-- AIM --
Your task is to return the span of lines beginning at the one with "Read all visible" and ending at the last line of the data, exactly as it stands.

○ ○ ○ ○ ○

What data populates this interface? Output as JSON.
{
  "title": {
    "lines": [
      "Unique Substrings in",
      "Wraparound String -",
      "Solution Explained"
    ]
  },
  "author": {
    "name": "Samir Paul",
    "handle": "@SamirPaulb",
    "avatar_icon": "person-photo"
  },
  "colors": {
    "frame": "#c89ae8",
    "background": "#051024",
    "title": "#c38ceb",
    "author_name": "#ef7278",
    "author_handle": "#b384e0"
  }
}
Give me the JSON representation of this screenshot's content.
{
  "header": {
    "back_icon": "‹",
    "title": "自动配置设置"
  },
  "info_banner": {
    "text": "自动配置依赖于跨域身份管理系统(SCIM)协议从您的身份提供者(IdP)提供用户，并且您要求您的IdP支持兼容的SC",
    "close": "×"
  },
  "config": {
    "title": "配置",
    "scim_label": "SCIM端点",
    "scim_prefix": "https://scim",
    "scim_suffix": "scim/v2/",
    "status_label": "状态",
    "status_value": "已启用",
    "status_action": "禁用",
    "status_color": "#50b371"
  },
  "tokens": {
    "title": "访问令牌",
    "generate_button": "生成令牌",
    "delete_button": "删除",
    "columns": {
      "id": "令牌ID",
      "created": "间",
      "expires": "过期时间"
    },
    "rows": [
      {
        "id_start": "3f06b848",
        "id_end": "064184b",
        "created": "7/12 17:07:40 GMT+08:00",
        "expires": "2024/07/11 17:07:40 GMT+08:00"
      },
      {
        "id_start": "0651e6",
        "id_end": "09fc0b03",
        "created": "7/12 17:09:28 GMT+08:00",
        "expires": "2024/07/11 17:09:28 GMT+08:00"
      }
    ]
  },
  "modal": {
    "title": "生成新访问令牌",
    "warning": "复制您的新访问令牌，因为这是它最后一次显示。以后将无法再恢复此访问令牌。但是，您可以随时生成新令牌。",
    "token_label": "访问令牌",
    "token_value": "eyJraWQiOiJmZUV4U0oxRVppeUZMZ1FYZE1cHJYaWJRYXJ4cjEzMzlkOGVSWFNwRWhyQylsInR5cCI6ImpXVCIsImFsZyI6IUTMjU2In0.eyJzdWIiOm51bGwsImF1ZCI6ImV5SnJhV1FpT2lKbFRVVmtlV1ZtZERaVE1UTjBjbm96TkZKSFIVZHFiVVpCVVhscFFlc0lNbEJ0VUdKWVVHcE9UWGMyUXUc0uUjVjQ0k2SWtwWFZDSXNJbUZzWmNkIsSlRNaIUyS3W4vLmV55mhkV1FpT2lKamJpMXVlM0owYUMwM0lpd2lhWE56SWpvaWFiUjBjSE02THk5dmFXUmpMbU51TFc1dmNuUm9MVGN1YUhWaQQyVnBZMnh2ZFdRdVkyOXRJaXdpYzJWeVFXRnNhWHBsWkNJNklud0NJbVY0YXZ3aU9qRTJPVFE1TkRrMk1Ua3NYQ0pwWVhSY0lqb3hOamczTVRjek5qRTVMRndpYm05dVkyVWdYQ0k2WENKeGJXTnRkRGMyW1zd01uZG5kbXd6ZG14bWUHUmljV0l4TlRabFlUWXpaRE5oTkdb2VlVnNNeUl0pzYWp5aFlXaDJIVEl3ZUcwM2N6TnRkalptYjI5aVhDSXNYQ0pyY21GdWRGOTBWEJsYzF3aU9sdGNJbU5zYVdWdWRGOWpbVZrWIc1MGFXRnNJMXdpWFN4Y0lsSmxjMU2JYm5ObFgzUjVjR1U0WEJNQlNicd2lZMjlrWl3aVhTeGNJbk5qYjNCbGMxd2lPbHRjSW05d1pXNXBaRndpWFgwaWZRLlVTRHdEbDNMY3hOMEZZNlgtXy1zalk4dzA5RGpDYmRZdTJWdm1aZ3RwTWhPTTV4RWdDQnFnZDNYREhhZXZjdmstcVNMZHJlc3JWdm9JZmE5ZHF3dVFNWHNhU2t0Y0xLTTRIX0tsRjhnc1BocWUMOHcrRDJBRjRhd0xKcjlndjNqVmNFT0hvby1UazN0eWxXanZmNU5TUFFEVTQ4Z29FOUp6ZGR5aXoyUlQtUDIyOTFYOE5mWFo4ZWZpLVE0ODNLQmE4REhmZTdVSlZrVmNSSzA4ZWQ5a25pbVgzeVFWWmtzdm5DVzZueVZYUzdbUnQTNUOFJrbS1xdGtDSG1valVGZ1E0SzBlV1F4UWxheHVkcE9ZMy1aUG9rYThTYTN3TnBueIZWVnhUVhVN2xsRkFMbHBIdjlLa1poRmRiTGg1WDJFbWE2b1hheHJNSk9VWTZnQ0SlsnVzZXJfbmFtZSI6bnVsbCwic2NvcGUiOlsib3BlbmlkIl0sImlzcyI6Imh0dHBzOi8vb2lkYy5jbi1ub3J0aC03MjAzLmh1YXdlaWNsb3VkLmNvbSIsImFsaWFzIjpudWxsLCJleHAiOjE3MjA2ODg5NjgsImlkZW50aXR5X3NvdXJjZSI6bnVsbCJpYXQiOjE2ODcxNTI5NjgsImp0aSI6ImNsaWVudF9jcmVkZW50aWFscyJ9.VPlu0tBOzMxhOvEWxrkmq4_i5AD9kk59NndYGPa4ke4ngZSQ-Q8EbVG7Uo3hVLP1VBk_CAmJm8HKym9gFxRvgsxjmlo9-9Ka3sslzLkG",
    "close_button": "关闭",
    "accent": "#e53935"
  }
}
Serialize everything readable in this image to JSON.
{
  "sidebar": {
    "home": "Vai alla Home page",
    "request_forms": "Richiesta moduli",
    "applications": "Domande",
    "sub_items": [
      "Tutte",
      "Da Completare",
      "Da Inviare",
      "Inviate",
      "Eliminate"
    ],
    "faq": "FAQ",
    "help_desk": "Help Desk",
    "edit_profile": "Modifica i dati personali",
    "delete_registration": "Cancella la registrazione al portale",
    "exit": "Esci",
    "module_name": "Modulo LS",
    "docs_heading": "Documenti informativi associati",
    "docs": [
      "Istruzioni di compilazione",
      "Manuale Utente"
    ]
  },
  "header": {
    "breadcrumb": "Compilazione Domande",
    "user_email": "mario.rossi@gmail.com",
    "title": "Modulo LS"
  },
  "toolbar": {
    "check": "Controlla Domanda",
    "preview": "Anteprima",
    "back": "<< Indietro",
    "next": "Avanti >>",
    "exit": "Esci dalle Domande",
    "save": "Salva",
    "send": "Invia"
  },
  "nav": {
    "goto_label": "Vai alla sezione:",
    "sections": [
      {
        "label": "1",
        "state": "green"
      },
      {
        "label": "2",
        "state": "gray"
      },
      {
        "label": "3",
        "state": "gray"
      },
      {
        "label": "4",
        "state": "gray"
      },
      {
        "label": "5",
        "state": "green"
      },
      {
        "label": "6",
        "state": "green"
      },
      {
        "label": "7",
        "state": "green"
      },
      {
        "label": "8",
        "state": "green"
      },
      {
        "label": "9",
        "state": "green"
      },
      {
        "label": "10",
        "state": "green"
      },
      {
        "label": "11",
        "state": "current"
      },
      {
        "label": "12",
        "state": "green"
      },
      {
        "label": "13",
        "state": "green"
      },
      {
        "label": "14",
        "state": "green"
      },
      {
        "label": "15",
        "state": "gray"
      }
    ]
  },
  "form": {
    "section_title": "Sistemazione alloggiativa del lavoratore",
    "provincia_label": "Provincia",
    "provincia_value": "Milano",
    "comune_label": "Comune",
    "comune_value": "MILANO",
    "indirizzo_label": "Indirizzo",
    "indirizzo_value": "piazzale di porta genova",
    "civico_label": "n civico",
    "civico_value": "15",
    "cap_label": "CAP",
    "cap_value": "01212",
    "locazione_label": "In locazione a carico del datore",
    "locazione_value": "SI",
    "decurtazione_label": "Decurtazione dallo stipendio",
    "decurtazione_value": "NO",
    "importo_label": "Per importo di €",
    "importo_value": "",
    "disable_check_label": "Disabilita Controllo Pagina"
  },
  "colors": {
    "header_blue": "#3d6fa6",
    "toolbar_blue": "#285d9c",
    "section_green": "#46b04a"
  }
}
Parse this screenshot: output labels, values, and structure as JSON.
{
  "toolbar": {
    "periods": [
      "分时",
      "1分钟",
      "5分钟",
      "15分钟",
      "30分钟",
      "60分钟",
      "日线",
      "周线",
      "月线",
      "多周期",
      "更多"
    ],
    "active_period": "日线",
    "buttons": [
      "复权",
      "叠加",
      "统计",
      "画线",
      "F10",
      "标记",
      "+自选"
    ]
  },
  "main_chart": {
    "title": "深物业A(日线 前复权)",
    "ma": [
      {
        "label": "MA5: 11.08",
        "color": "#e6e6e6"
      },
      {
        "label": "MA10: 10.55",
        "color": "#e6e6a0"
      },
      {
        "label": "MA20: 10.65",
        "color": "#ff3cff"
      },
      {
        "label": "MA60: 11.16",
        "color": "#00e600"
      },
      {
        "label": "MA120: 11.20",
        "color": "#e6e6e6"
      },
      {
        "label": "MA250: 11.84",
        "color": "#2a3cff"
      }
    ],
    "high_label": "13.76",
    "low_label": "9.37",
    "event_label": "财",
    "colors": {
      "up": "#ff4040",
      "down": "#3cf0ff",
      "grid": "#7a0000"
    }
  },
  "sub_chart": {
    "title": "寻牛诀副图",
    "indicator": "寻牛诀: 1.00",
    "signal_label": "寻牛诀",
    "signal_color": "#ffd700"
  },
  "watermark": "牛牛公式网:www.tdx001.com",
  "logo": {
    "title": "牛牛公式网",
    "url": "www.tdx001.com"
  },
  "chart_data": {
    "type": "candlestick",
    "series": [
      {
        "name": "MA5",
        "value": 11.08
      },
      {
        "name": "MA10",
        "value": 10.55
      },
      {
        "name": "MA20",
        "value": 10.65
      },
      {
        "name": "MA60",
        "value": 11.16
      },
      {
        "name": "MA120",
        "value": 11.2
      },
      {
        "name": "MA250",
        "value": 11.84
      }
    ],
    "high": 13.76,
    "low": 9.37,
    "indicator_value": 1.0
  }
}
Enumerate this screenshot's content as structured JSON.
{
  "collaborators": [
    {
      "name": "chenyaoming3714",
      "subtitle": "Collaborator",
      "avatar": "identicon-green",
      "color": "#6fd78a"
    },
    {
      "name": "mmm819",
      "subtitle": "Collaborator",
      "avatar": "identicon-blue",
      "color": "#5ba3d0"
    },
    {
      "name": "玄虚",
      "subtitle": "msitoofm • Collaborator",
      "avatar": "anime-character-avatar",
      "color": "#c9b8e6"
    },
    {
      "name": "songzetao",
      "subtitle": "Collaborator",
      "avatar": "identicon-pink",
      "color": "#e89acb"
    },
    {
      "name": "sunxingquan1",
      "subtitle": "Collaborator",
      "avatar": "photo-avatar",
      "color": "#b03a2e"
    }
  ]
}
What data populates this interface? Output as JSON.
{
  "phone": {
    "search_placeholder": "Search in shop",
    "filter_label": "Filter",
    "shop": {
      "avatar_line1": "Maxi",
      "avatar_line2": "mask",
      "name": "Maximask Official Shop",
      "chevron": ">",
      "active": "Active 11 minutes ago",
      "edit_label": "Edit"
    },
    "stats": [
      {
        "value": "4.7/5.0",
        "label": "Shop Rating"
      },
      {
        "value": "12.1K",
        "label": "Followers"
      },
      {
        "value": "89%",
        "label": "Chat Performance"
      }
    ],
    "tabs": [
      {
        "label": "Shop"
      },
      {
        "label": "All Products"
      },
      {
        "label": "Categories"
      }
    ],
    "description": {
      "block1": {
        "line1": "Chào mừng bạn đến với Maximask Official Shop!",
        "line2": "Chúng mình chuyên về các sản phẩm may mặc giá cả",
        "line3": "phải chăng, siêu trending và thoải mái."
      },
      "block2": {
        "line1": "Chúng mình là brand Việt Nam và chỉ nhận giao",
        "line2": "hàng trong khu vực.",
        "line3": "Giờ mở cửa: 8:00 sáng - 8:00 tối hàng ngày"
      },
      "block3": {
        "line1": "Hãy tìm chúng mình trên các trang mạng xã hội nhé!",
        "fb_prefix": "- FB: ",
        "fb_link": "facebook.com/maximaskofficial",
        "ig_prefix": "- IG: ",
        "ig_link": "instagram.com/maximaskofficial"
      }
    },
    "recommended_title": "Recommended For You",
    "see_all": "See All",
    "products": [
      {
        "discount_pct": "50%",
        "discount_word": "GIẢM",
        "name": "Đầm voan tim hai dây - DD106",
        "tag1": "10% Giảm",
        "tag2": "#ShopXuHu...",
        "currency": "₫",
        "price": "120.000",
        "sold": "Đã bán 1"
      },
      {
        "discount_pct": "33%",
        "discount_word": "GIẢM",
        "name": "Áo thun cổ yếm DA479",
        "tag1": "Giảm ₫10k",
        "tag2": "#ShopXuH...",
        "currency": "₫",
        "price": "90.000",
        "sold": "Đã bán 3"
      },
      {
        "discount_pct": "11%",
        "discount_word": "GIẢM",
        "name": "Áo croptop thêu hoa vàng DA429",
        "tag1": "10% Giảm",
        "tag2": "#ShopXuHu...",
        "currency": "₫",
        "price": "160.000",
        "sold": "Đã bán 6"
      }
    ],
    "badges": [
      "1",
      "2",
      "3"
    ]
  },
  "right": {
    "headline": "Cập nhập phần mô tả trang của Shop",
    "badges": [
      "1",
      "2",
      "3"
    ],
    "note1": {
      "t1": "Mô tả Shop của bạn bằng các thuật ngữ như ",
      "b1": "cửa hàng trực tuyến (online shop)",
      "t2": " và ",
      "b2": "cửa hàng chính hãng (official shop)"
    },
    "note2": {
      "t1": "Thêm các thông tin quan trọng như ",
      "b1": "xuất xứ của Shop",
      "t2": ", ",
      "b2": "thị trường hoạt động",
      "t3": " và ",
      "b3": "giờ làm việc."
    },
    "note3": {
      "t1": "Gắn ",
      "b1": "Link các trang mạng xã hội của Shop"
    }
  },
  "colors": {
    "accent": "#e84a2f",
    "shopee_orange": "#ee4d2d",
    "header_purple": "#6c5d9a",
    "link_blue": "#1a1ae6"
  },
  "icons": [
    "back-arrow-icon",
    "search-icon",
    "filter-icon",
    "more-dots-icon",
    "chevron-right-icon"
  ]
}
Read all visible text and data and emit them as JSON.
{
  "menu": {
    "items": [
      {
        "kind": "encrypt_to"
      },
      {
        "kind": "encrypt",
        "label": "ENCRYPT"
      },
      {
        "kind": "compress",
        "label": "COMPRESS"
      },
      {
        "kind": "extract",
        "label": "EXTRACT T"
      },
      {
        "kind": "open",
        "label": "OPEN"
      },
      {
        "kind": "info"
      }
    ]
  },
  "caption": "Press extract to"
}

○ ○ ○ ○ ○

-- WRITTEN RESPONSE --
Read all visible text and data and emit them as JSON.
{
  "menu": {
    "items": [
      {
        "kind": "encrypt_to"
      },
      {
        "kind": "encrypt",
        "label": "ENCRYPT"
      },
      {
        "kind": "compress",
        "label": "COMPRESS"
      },
      {
        "kind": "extract",
        "label": "EXTRACT T"
      },
      {
        "kind": "open",
        "label": "OPEN"
      },
      {
        "kind": "info"
      }
    ]
  },
  "caption": "Press extract to"
}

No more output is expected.